Collected data
_____
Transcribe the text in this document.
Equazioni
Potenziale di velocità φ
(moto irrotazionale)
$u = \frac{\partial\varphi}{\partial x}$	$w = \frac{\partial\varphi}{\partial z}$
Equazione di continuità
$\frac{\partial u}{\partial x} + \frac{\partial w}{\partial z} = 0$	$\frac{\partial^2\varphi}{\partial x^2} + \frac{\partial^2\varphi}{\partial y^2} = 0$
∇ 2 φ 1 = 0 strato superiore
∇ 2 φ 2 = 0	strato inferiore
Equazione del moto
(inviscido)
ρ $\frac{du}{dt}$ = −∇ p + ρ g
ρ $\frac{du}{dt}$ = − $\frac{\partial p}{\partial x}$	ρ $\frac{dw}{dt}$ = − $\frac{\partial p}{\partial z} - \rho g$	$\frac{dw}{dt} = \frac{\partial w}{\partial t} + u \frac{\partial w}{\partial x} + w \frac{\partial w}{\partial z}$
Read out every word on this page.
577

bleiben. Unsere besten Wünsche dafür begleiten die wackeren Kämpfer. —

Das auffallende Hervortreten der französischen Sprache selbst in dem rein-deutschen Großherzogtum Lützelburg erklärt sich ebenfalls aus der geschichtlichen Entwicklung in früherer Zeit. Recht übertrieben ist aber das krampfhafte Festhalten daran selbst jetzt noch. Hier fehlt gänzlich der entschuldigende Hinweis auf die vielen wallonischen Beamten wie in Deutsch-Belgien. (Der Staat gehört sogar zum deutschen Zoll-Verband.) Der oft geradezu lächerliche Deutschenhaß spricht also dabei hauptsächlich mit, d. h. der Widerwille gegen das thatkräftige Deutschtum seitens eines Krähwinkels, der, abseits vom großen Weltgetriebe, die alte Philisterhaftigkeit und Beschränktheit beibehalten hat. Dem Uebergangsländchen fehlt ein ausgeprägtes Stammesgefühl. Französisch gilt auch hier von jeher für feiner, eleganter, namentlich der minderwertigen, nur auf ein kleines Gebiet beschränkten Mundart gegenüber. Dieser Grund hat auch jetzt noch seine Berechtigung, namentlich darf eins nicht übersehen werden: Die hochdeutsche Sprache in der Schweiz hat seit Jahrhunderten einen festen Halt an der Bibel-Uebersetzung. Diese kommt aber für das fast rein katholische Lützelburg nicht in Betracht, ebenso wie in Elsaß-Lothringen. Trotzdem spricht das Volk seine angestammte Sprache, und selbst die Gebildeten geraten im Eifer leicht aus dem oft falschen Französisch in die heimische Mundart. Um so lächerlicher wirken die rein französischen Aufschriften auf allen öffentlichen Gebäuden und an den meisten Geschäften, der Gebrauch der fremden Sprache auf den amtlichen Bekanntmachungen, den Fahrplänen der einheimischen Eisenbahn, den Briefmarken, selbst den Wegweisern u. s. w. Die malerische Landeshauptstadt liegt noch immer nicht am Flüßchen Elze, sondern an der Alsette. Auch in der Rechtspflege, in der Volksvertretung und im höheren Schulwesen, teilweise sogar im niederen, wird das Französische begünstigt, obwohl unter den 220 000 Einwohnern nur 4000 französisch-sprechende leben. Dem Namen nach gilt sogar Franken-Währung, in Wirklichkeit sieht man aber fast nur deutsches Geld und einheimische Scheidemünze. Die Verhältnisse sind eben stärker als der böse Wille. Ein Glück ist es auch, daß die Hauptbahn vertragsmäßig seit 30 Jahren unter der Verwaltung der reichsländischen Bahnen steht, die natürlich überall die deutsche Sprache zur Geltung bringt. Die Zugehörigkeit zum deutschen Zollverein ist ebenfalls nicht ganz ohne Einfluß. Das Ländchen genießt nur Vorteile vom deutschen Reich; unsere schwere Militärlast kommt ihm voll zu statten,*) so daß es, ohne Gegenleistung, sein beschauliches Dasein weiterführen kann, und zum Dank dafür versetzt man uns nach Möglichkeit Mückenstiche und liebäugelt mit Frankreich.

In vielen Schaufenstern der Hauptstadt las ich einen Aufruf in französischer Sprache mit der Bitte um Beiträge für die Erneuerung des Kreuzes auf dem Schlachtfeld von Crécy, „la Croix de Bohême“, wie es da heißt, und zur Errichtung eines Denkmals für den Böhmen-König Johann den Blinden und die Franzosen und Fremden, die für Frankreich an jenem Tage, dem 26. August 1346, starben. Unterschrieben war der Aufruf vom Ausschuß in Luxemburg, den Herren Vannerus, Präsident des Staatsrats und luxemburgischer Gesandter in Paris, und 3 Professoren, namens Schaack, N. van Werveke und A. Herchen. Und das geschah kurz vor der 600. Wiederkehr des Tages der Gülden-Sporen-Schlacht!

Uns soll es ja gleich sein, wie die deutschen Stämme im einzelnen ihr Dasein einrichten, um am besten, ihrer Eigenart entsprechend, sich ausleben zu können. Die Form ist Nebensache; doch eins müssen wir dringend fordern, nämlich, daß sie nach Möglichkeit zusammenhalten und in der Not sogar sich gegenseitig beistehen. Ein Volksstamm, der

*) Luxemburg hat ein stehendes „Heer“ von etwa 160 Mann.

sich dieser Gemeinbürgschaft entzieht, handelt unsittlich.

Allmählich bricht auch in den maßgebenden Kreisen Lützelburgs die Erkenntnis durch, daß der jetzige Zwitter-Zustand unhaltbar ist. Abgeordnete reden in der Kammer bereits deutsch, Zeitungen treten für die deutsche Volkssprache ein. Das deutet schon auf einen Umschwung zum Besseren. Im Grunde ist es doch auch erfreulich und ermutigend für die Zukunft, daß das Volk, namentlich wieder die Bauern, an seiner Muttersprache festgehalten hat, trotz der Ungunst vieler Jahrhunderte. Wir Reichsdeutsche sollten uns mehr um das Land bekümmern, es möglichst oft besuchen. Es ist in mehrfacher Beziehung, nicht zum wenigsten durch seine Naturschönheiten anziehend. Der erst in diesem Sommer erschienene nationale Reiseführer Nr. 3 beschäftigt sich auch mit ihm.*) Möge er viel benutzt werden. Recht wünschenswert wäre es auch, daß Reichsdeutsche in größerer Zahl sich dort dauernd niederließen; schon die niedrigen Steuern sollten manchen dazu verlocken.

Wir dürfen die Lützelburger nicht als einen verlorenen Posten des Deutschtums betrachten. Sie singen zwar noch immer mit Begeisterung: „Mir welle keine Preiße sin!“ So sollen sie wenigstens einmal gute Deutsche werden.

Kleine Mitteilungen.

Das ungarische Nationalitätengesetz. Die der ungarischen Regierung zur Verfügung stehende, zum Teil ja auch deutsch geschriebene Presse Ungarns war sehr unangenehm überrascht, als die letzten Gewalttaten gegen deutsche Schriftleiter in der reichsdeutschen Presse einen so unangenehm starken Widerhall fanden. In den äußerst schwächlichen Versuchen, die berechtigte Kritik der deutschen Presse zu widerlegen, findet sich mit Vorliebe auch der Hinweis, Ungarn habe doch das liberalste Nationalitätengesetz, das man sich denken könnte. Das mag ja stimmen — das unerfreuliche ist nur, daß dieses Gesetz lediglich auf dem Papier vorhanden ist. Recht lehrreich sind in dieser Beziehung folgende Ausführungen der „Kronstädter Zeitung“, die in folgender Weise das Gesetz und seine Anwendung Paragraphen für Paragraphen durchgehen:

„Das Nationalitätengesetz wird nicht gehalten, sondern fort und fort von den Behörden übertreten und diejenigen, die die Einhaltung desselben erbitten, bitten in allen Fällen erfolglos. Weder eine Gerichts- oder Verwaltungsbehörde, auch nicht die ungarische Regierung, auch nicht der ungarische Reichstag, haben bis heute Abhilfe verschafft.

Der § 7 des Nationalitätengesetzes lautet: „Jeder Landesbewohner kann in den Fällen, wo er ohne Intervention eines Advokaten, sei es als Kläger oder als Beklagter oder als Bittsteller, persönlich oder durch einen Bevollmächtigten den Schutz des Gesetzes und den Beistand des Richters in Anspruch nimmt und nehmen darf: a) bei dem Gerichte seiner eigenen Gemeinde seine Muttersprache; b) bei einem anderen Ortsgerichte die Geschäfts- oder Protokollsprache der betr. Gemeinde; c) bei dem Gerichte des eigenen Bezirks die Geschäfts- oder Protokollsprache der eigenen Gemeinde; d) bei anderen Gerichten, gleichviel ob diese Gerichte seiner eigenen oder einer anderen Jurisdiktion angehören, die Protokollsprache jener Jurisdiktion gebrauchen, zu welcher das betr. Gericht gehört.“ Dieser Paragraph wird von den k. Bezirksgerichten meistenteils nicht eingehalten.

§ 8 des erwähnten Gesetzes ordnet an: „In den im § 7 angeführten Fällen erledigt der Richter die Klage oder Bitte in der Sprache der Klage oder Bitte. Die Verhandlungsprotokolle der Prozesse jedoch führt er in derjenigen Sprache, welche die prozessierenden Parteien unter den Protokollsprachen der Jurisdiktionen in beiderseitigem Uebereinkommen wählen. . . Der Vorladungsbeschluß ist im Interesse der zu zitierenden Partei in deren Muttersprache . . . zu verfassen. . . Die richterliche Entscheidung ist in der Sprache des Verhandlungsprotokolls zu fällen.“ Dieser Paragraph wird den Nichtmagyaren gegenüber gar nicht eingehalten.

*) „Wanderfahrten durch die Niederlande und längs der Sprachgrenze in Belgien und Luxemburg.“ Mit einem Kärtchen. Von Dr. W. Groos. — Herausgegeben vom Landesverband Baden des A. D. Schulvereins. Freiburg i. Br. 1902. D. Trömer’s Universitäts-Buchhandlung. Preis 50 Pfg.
_____
Select and copy every line of the listing with the word "Equazione".

Equazione di continuità
Equazione del moto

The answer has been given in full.